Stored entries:
◇ ◇ ◇

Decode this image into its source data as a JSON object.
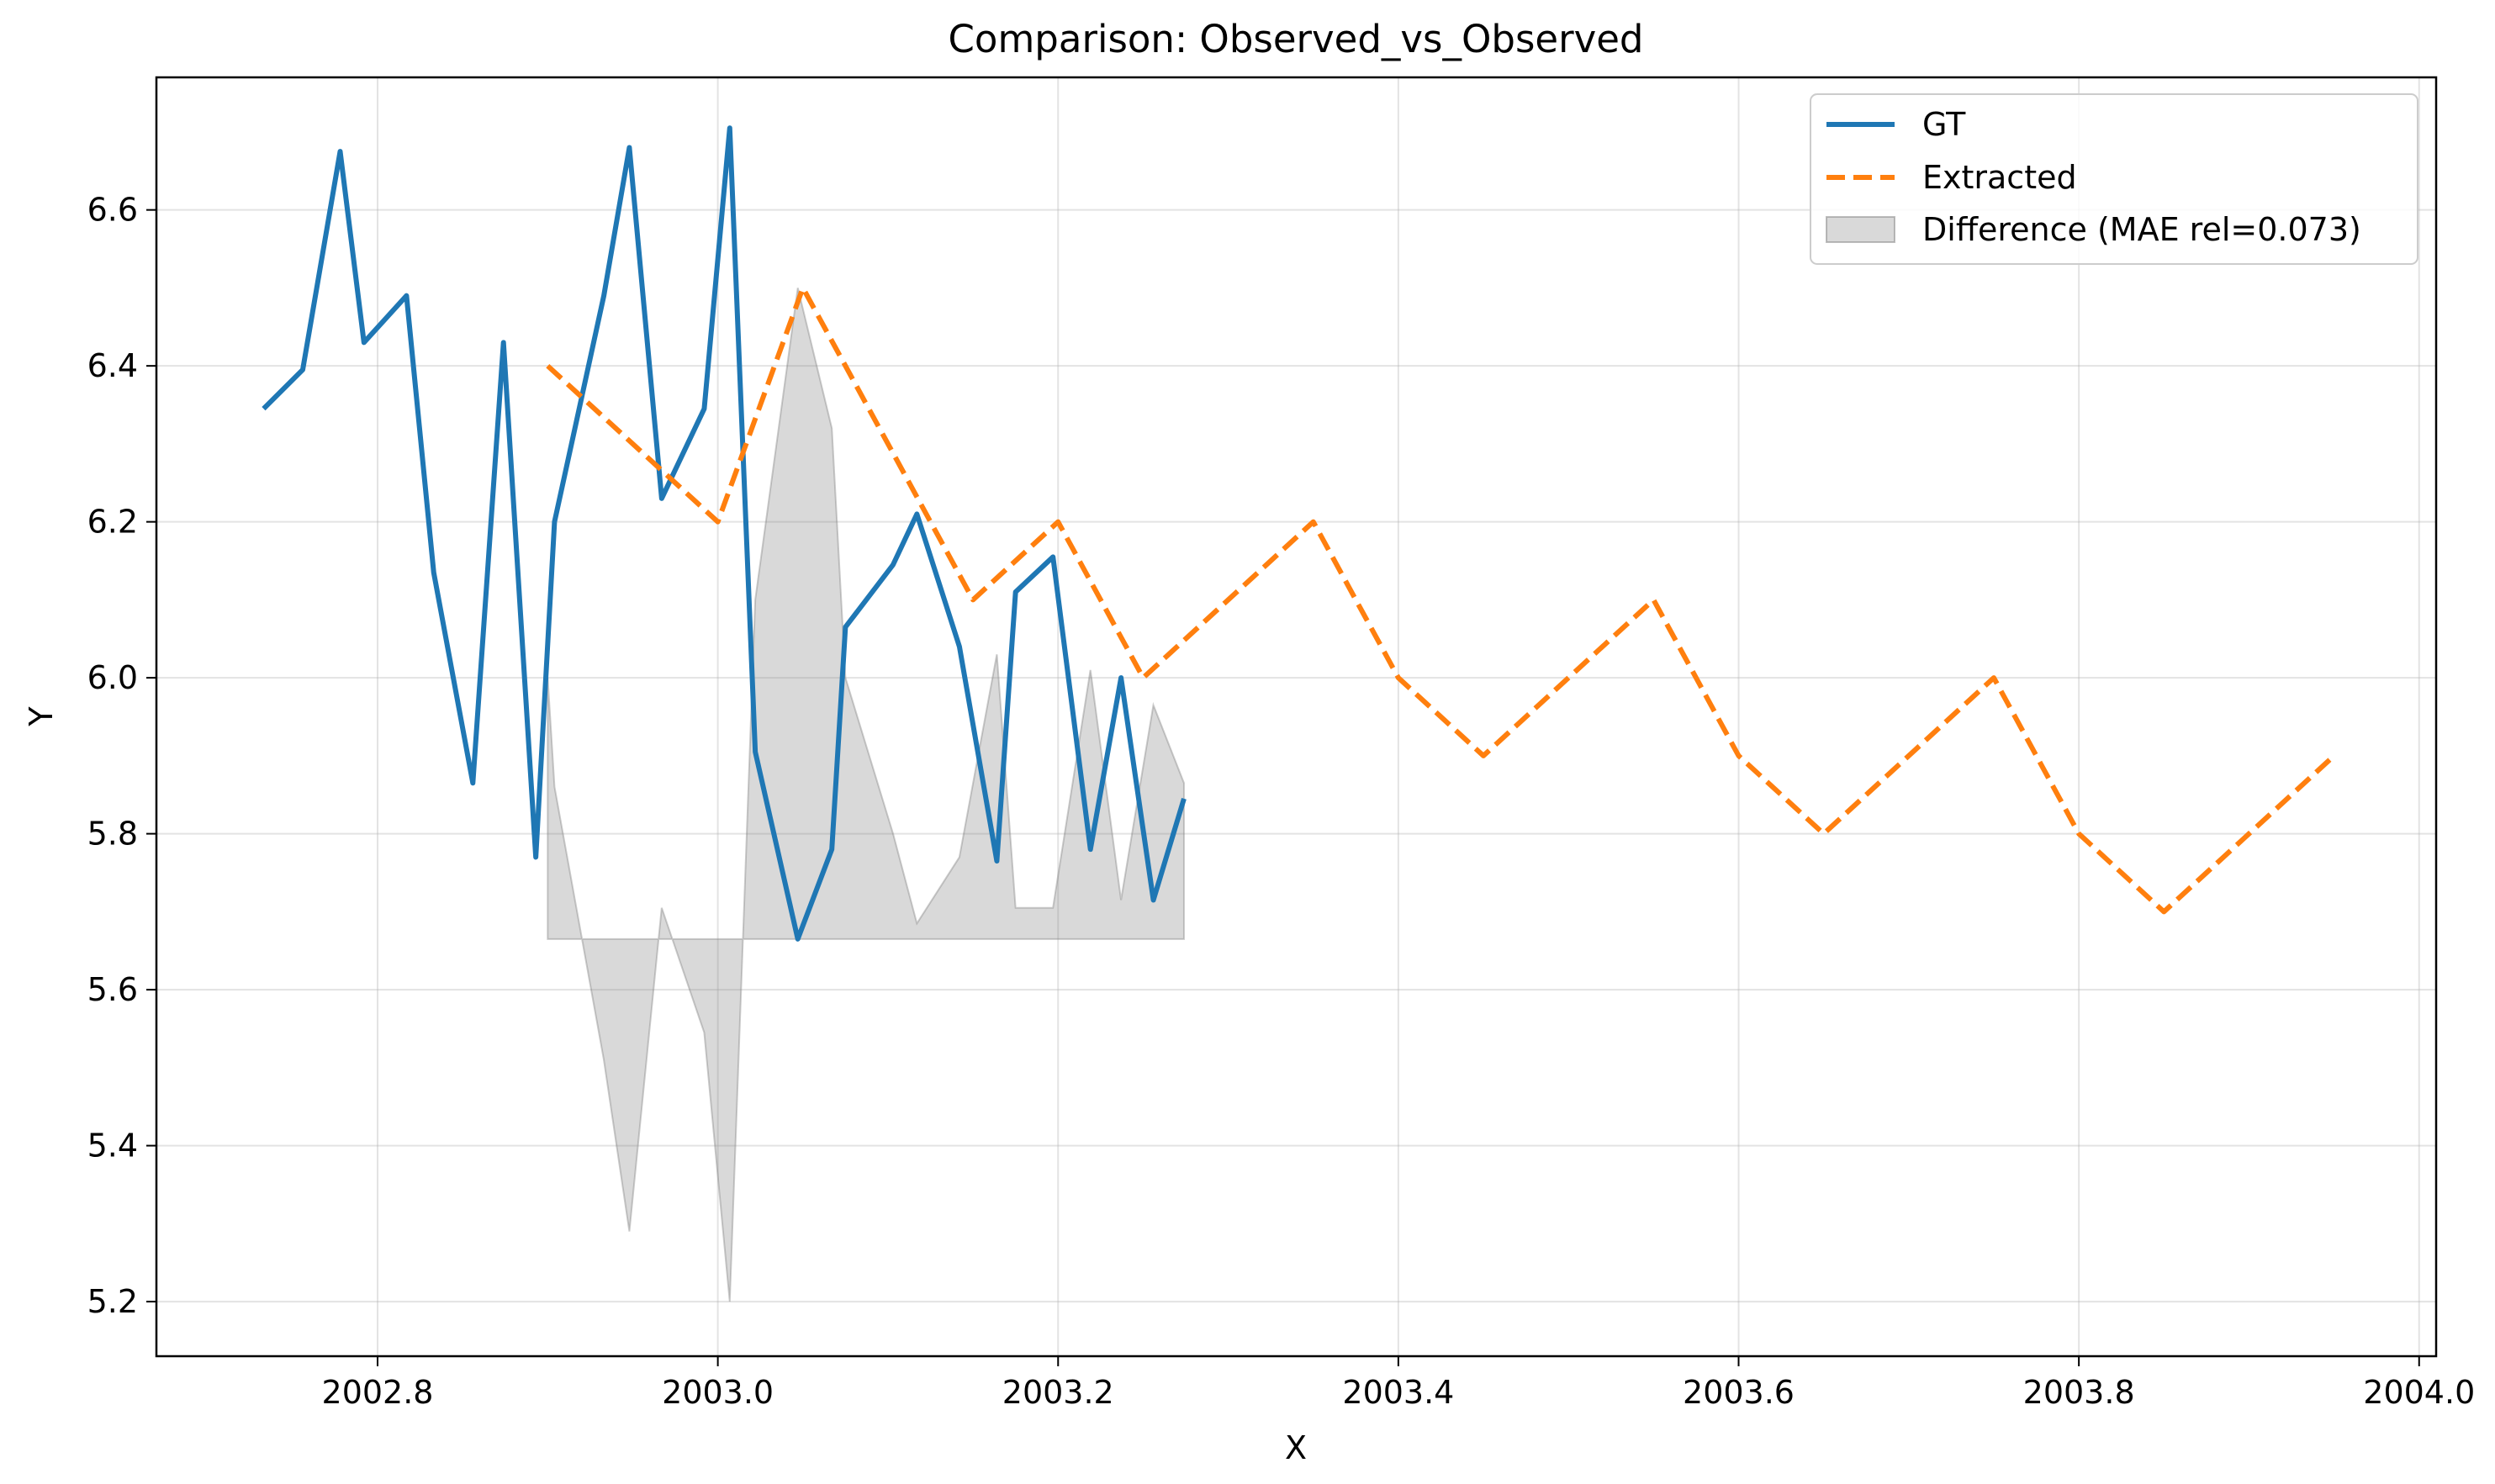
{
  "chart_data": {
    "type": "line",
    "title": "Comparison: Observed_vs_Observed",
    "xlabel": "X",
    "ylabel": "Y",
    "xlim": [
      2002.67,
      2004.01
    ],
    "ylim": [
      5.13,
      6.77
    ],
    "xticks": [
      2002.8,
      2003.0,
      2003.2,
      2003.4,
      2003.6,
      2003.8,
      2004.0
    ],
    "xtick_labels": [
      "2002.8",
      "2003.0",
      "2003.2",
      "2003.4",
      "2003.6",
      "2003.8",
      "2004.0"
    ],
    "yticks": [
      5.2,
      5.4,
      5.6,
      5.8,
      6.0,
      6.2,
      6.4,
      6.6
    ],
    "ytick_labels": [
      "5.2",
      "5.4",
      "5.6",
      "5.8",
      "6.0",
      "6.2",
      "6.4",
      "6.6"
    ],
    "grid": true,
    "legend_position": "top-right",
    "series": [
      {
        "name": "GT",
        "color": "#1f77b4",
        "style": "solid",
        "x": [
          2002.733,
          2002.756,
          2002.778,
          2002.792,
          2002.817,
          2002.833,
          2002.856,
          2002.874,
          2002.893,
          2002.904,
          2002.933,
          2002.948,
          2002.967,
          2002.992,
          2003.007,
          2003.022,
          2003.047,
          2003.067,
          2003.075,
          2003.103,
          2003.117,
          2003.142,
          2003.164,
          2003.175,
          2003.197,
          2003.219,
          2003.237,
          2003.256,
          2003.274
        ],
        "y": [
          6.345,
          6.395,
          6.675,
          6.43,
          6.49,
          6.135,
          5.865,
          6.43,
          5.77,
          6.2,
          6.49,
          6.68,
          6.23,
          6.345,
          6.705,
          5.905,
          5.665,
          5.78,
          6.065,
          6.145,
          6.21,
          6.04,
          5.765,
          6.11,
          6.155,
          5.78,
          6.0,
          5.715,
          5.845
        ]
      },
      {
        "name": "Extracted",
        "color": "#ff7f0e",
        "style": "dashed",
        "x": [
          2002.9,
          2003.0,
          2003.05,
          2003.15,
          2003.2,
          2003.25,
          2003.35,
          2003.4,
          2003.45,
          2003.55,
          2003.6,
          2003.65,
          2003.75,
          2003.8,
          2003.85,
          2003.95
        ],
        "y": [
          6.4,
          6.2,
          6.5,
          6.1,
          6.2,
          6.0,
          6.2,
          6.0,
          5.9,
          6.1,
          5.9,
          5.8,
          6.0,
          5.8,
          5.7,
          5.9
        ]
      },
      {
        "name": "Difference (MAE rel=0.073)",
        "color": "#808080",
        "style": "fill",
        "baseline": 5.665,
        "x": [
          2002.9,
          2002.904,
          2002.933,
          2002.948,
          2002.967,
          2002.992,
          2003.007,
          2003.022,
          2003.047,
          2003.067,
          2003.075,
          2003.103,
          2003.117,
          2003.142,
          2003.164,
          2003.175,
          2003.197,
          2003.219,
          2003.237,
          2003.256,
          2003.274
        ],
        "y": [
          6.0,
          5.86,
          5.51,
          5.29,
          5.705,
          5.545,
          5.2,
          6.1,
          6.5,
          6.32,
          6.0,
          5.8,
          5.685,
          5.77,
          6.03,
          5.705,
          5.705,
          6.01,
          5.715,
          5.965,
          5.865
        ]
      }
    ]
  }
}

◇ ◇ ◇

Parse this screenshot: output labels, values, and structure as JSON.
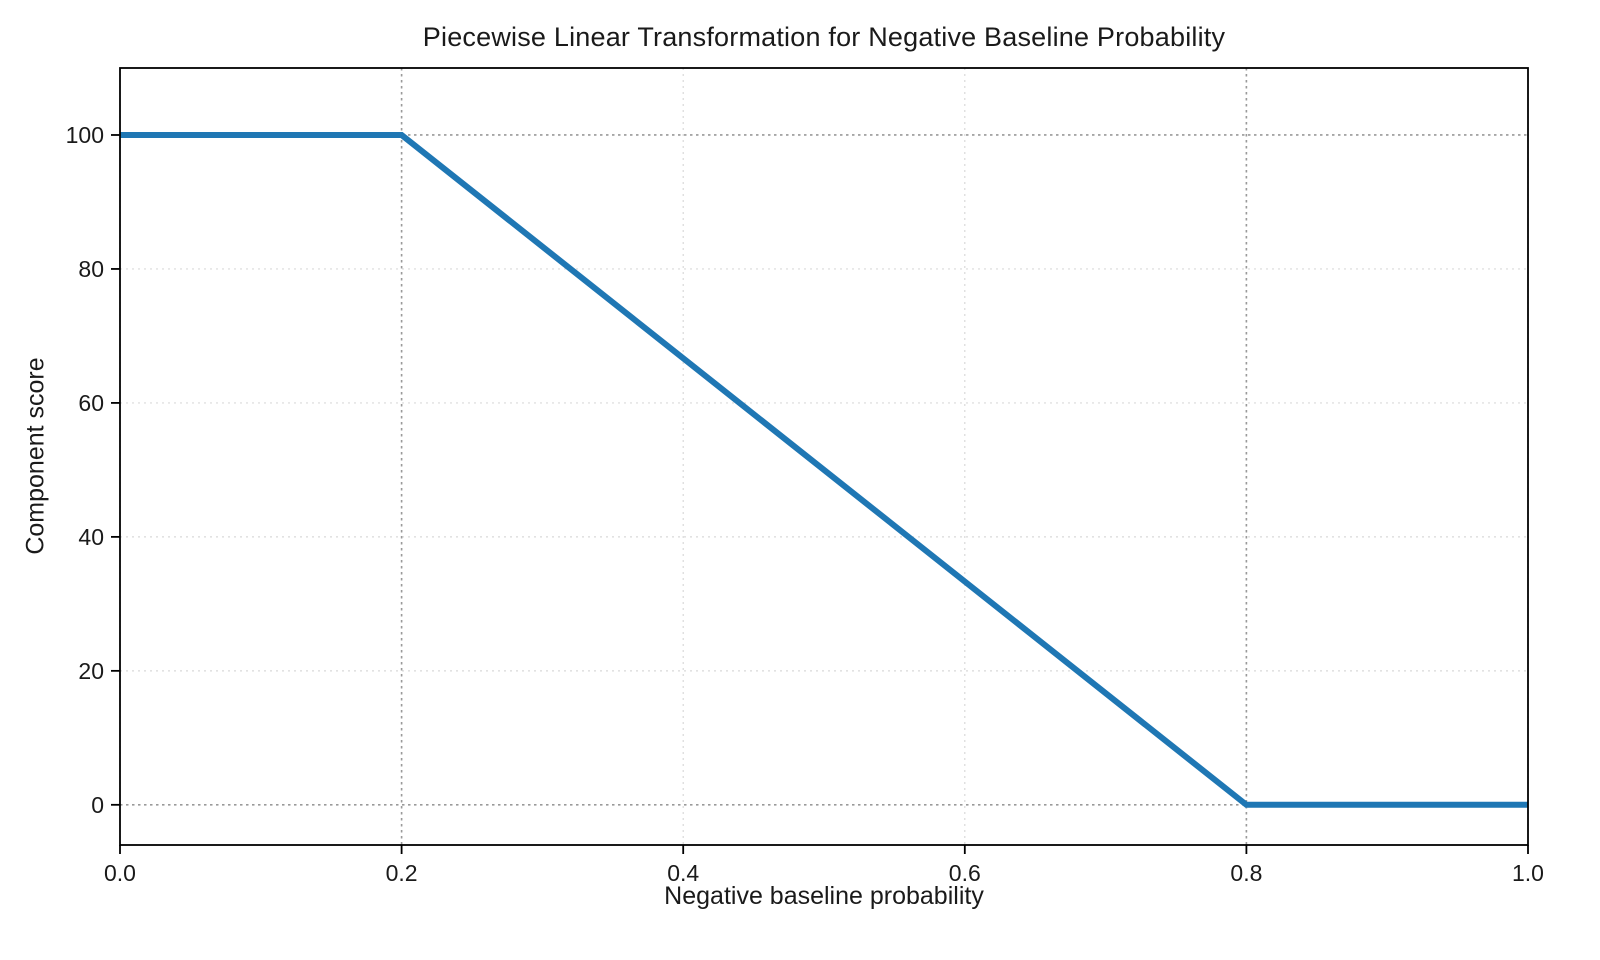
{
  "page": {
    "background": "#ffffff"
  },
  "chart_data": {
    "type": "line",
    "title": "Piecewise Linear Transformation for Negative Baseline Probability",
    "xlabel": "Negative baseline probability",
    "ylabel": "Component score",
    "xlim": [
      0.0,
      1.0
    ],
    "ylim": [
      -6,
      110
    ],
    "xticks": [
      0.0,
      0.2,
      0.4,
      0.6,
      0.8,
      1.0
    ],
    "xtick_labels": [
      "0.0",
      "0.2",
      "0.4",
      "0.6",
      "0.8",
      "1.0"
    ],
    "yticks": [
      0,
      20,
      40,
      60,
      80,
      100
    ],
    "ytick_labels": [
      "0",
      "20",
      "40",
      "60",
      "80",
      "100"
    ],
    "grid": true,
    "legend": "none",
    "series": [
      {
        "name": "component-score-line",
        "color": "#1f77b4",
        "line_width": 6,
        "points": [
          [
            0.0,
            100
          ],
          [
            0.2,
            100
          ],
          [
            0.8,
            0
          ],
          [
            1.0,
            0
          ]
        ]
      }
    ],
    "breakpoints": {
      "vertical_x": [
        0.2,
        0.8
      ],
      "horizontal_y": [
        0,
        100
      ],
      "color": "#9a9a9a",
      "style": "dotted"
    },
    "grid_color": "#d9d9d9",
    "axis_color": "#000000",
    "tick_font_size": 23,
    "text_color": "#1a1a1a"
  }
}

◇ ◇ ◇

Say how many lines of the data include the word "name". Respond with the number alone.

— Reply to the task —
4